— begin Data supplied —

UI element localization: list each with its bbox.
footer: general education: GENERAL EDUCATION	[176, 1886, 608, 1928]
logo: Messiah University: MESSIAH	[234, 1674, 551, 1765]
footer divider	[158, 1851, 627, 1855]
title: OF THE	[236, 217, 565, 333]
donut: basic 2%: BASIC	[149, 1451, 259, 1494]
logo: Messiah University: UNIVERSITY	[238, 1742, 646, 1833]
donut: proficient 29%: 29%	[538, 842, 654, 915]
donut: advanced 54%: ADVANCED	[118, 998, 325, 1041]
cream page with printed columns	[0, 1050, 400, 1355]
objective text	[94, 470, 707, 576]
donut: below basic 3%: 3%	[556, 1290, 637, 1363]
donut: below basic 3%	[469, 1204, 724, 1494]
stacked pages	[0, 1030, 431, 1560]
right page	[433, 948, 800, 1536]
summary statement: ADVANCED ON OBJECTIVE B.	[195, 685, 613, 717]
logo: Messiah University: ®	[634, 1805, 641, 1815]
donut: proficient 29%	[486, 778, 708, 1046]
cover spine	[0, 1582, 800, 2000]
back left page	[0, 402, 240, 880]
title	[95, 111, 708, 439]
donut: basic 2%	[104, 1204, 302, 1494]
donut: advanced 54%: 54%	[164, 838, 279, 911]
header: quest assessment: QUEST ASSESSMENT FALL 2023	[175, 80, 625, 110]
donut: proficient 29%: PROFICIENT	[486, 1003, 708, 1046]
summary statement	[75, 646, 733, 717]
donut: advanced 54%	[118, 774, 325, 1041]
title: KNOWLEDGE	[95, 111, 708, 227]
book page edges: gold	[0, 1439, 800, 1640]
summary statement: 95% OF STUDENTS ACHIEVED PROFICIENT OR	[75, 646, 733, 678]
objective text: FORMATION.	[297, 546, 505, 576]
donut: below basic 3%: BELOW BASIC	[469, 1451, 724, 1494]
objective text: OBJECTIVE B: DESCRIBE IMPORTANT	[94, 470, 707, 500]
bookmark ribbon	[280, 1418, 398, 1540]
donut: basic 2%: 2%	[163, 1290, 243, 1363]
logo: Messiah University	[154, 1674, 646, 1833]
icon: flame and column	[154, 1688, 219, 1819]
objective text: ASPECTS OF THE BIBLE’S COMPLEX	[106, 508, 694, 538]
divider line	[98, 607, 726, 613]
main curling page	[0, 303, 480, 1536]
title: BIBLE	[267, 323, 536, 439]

— end Data supplied —

Stated task.
Can you reproduce every one of the rows above, line for line and without a single change?

Task result.
UI element localization: list each with its bbox.
footer: general education: GENERAL EDUCATION	[176, 1886, 608, 1928]
logo: Messiah University: MESSIAH	[234, 1674, 551, 1765]
footer divider	[158, 1851, 627, 1855]
title: OF THE	[236, 217, 565, 333]
donut: basic 2%: BASIC	[149, 1451, 259, 1494]
logo: Messiah University: UNIVERSITY	[238, 1742, 646, 1833]
donut: proficient 29%: 29%	[538, 842, 654, 915]
donut: advanced 54%: ADVANCED	[118, 998, 325, 1041]
cream page with printed columns	[0, 1050, 400, 1355]
objective text	[94, 470, 707, 576]
donut: below basic 3%: 3%	[556, 1290, 637, 1363]
donut: below basic 3%	[469, 1204, 724, 1494]
stacked pages	[0, 1030, 431, 1560]
right page	[433, 948, 800, 1536]
summary statement: ADVANCED ON OBJECTIVE B.	[195, 685, 613, 717]
logo: Messiah University: ®	[634, 1805, 641, 1815]
donut: proficient 29%	[486, 778, 708, 1046]
cover spine	[0, 1582, 800, 2000]
back left page	[0, 402, 240, 880]
title	[95, 111, 708, 439]
donut: basic 2%	[104, 1204, 302, 1494]
donut: advanced 54%: 54%	[164, 838, 279, 911]
header: quest assessment: QUEST ASSESSMENT FALL 2023	[175, 80, 625, 110]
donut: proficient 29%: PROFICIENT	[486, 1003, 708, 1046]
summary statement	[75, 646, 733, 717]
donut: advanced 54%	[118, 774, 325, 1041]
title: KNOWLEDGE	[95, 111, 708, 227]
book page edges: gold	[0, 1439, 800, 1640]
summary statement: 95% OF STUDENTS ACHIEVED PROFICIENT OR	[75, 646, 733, 678]
objective text: FORMATION.	[297, 546, 505, 576]
donut: below basic 3%: BELOW BASIC	[469, 1451, 724, 1494]
objective text: OBJECTIVE B: DESCRIBE IMPORTANT	[94, 470, 707, 500]
bookmark ribbon	[280, 1418, 398, 1540]
donut: basic 2%: 2%	[163, 1290, 243, 1363]
logo: Messiah University	[154, 1674, 646, 1833]
icon: flame and column	[154, 1688, 219, 1819]
objective text: ASPECTS OF THE BIBLE’S COMPLEX	[106, 508, 694, 538]
divider line	[98, 607, 726, 613]
main curling page	[0, 303, 480, 1536]
title: BIBLE	[267, 323, 536, 439]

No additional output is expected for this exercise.